> Exercise A
Rewrite the records from their first line down to the line containing "The retracting spring 99 is at (244, 127).", substituting "enclosure" for "housing" and leaving everything else unchanged.

> Selection

It was actually written by Zvi Kolitz, and when he submitted the story in 1946 he had clearly subtitled it ‘a story.’ Kolitz was born in Lithuania, but spent the war in the USA, fought in the War of In dependence in 1948 and was a writer and film producer in Israel. When the truth emerged about the origin of the story, he was accused of plagiarism. The problem arose because when the Hebrew version appeared in the 1950s, it accidentally omitted his name and the subtitle – and so it was assumed to be a genuine document by a martyr who died in the Warsaw Ghetto uprising and that Kolitz had claimed it to be his.

He wrote it in response to the question, “How might a Chassidic family like the Rakovers, imbued with deep religious faith, have spoken to God at such a time?” It was not a fake – Kolitz never tried to pretend it was anything but a work of fiction. Fiction or not, it is still very powerful, and well-worth reading.

A week ago we sat around our Seder tables reading a work of fiction – ‘fiction’ in the sense that the only record we have of the Exodus is the one we have in the Torah. A historian, trying to establish the authenticity or otherwise of a document looks for some external evidence to corroborate or disprove what the text says. In the case of the Torah, it would be, say, some reference in Egyptian records to the Hebrew slavery in Egypt, or the circumstances by which those slaves left Egypt.

When I was rabbi in Paris, my colleague jokingly asked me: “why did the English name so many famous places after defeats?” I looked puzzled. He explained, “Trafalgar Square, Waterloo Station and so on.” Now no nation wants to proclaim its defeats from the rooftops. But we might have expected something in Egyptian sources trying to deal with what happened, presenting it in as positive a light as possible; akin to the way Churchill presented Dunkirk as something less than the catastrophe it was. As far as the Exodus is concerned, the objective historian would have to say, “we simply do not know if it actually happened.”

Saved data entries

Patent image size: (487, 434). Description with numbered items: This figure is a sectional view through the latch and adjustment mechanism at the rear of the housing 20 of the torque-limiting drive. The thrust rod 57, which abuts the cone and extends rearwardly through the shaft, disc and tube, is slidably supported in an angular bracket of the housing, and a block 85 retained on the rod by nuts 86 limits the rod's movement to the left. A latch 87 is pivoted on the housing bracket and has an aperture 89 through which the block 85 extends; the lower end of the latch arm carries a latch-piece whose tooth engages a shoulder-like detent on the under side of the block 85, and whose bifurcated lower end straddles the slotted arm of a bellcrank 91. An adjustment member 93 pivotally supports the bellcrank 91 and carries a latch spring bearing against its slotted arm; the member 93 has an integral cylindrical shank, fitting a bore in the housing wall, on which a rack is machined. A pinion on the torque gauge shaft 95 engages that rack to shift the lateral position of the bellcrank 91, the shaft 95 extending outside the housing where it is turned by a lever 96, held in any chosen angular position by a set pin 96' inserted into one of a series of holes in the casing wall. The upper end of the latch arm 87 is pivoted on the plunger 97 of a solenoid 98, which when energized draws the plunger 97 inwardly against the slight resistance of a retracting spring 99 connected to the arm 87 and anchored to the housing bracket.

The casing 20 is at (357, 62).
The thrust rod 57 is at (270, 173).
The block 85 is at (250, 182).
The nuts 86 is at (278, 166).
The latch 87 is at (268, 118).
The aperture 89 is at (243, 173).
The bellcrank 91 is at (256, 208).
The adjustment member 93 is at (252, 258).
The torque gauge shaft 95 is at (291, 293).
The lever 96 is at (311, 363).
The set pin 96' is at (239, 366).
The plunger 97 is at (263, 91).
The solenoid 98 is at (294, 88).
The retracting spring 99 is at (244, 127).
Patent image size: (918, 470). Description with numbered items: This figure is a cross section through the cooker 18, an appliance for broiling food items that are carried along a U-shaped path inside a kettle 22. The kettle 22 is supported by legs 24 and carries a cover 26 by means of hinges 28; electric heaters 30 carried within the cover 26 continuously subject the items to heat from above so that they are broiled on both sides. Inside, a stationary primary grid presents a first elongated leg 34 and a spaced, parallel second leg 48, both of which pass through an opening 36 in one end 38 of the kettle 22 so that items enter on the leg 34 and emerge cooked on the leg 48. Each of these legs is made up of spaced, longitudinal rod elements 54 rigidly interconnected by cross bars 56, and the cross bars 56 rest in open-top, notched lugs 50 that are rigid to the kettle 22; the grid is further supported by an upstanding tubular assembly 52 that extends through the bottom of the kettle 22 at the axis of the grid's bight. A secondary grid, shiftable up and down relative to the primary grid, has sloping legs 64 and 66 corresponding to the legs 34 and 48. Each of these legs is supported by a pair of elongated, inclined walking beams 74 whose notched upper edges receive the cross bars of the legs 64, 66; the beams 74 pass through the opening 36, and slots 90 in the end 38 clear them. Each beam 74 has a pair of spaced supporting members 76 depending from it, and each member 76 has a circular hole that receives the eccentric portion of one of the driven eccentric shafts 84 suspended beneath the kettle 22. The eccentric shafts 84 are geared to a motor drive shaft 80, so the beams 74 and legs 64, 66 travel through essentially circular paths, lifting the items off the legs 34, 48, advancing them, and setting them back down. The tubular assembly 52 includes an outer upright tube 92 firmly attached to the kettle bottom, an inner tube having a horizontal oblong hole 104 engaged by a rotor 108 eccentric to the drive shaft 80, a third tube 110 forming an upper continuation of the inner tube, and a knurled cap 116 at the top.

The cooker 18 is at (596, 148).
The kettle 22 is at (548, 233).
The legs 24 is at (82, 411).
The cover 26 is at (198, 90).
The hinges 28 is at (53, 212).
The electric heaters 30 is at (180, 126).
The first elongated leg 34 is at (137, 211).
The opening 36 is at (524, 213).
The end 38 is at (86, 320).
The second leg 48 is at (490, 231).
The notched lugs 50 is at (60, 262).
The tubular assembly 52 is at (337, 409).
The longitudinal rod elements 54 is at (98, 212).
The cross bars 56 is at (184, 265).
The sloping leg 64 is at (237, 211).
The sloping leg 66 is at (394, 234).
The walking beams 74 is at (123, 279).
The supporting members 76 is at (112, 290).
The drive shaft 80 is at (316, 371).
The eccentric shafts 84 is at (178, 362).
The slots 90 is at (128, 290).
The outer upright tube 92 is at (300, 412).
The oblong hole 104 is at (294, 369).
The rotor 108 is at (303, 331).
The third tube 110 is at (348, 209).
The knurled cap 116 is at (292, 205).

> Exercise B
Answer these questions from the passage on Zvi Kolitz's story and the Exodus:
(i) In what year did Kolitz submit the story?
(ii) What did the Hebrew version of the 1950s accidentally leave out?
(iii) In which city was the speaker a rabbi?

> Correct output A
Patent image size: (487, 434). Description with numbered items: This figure is a sectional view through the latch and adjustment mechanism at the rear of the enclosure 20 of the torque-limiting drive. The thrust rod 57, which abuts the cone and extends rearwardly through the shaft, disc and tube, is slidably supported in an angular bracket of the enclosure, and a block 85 retained on the rod by nuts 86 limits the rod's movement to the left. A latch 87 is pivoted on the enclosure bracket and has an aperture 89 through which the block 85 extends; the lower end of the latch arm carries a latch-piece whose tooth engages a shoulder-like detent on the under side of the block 85, and whose bifurcated lower end straddles the slotted arm of a bellcrank 91. An adjustment member 93 pivotally supports the bellcrank 91 and carries a latch spring bearing against its slotted arm; the member 93 has an integral cylindrical shank, fitting a bore in the enclosure wall, on which a rack is machined. A pinion on the torque gauge shaft 95 engages that rack to shift the lateral position of the bellcrank 91, the shaft 95 extending outside the enclosure where it is turned by a lever 96, held in any chosen angular position by a set pin 96' inserted into one of a series of holes in the casing wall. The upper end of the latch arm 87 is pivoted on the plunger 97 of a solenoid 98, which when energized draws the plunger 97 inwardly against the slight resistance of a retracting spring 99 connected to the arm 87 and anchored to the enclosure bracket.

The casing 20 is at (357, 62).
The thrust rod 57 is at (270, 173).
The block 85 is at (250, 182).
The nuts 86 is at (278, 166).
The latch 87 is at (268, 118).
The aperture 89 is at (243, 173).
The bellcrank 91 is at (256, 208).
The adjustment member 93 is at (252, 258).
The torque gauge shaft 95 is at (291, 293).
The lever 96 is at (311, 363).
The set pin 96' is at (239, 366).
The plunger 97 is at (263, 91).
The solenoid 98 is at (294, 88).
The retracting spring 99 is at (244, 127).

> Correct output B
(i) 1946
(ii) Kolitz's name and the subtitle
(iii) Paris